Data entries for graphics:
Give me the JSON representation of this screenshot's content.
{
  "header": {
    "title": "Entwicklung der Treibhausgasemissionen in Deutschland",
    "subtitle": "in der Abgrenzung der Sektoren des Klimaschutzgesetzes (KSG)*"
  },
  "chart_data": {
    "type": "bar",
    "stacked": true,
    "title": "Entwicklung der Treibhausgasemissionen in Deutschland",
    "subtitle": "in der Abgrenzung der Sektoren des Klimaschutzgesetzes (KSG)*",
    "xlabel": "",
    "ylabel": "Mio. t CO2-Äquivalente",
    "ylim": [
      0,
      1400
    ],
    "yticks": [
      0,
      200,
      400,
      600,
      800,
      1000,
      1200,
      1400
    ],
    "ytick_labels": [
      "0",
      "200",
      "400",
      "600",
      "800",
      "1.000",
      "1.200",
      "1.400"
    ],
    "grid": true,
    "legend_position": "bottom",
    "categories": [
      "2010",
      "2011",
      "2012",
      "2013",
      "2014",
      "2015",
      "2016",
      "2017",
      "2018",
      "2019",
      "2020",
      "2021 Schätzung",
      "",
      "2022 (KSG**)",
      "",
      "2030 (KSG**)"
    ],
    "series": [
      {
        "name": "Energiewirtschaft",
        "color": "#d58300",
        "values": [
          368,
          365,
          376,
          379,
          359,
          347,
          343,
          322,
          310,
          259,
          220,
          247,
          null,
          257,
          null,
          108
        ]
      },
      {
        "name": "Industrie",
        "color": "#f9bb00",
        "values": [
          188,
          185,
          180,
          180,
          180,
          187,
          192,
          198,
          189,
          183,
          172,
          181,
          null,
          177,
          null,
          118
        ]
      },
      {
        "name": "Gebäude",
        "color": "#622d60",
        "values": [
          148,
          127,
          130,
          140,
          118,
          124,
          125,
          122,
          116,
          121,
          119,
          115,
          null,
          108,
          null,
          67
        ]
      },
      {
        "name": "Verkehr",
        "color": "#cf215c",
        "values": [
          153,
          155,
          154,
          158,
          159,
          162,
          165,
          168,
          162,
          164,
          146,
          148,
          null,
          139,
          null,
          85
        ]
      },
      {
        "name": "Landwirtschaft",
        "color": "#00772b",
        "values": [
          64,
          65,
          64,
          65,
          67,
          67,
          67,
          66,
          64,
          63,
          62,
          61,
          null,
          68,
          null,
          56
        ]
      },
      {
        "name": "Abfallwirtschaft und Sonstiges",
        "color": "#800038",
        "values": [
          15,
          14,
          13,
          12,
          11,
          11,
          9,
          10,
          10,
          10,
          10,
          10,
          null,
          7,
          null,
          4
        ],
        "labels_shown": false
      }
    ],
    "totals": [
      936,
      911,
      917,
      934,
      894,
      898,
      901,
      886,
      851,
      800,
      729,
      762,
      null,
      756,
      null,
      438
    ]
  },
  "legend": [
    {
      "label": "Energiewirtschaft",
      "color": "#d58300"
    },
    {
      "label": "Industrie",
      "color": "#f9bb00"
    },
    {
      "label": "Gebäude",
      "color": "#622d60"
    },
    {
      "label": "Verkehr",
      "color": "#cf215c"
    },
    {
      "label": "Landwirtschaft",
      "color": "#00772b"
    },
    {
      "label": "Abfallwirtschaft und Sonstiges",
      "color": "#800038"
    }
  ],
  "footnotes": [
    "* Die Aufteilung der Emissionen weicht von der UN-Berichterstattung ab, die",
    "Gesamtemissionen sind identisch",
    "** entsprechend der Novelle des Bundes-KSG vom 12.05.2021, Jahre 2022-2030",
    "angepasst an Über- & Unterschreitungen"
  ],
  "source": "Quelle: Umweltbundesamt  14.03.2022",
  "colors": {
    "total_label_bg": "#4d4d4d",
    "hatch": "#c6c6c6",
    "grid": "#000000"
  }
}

# THE EXERCISE
Go through the listing and print each line exactly as it appears.

# RESULT BELOW
Give me the JSON representation of this screenshot's content.
{
  "header": {
    "title": "Entwicklung der Treibhausgasemissionen in Deutschland",
    "subtitle": "in der Abgrenzung der Sektoren des Klimaschutzgesetzes (KSG)*"
  },
  "chart_data": {
    "type": "bar",
    "stacked": true,
    "title": "Entwicklung der Treibhausgasemissionen in Deutschland",
    "subtitle": "in der Abgrenzung der Sektoren des Klimaschutzgesetzes (KSG)*",
    "xlabel": "",
    "ylabel": "Mio. t CO2-Äquivalente",
    "ylim": [
      0,
      1400
    ],
    "yticks": [
      0,
      200,
      400,
      600,
      800,
      1000,
      1200,
      1400
    ],
    "ytick_labels": [
      "0",
      "200",
      "400",
      "600",
      "800",
      "1.000",
      "1.200",
      "1.400"
    ],
    "grid": true,
    "legend_position": "bottom",
    "categories": [
      "2010",
      "2011",
      "2012",
      "2013",
      "2014",
      "2015",
      "2016",
      "2017",
      "2018",
      "2019",
      "2020",
      "2021 Schätzung",
      "",
      "2022 (KSG**)",
      "",
      "2030 (KSG**)"
    ],
    "series": [
      {
        "name": "Energiewirtschaft",
        "color": "#d58300",
        "values": [
          368,
          365,
          376,
          379,
          359,
          347,
          343,
          322,
          310,
          259,
          220,
          247,
          null,
          257,
          null,
          108
        ]
      },
      {
        "name": "Industrie",
        "color": "#f9bb00",
        "values": [
          188,
          185,
          180,
          180,
          180,
          187,
          192,
          198,
          189,
          183,
          172,
          181,
          null,
          177,
          null,
          118
        ]
      },
      {
        "name": "Gebäude",
        "color": "#622d60",
        "values": [
          148,
          127,
          130,
          140,
          118,
          124,
          125,
          122,
          116,
          121,
          119,
          115,
          null,
          108,
          null,
          67
        ]
      },
      {
        "name": "Verkehr",
        "color": "#cf215c",
        "values": [
          153,
          155,
          154,
          158,
          159,
          162,
          165,
          168,
          162,
          164,
          146,
          148,
          null,
          139,
          null,
          85
        ]
      },
      {
        "name": "Landwirtschaft",
        "color": "#00772b",
        "values": [
          64,
          65,
          64,
          65,
          67,
          67,
          67,
          66,
          64,
          63,
          62,
          61,
          null,
          68,
          null,
          56
        ]
      },
      {
        "name": "Abfallwirtschaft und Sonstiges",
        "color": "#800038",
        "values": [
          15,
          14,
          13,
          12,
          11,
          11,
          9,
          10,
          10,
          10,
          10,
          10,
          null,
          7,
          null,
          4
        ],
        "labels_shown": false
      }
    ],
    "totals": [
      936,
      911,
      917,
      934,
      894,
      898,
      901,
      886,
      851,
      800,
      729,
      762,
      null,
      756,
      null,
      438
    ]
  },
  "legend": [
    {
      "label": "Energiewirtschaft",
      "color": "#d58300"
    },
    {
      "label": "Industrie",
      "color": "#f9bb00"
    },
    {
      "label": "Gebäude",
      "color": "#622d60"
    },
    {
      "label": "Verkehr",
      "color": "#cf215c"
    },
    {
      "label": "Landwirtschaft",
      "color": "#00772b"
    },
    {
      "label": "Abfallwirtschaft und Sonstiges",
      "color": "#800038"
    }
  ],
  "footnotes": [
    "* Die Aufteilung der Emissionen weicht von der UN-Berichterstattung ab, die",
    "Gesamtemissionen sind identisch",
    "** entsprechend der Novelle des Bundes-KSG vom 12.05.2021, Jahre 2022-2030",
    "angepasst an Über- & Unterschreitungen"
  ],
  "source": "Quelle: Umweltbundesamt  14.03.2022",
  "colors": {
    "total_label_bg": "#4d4d4d",
    "hatch": "#c6c6c6",
    "grid": "#000000"
  }
}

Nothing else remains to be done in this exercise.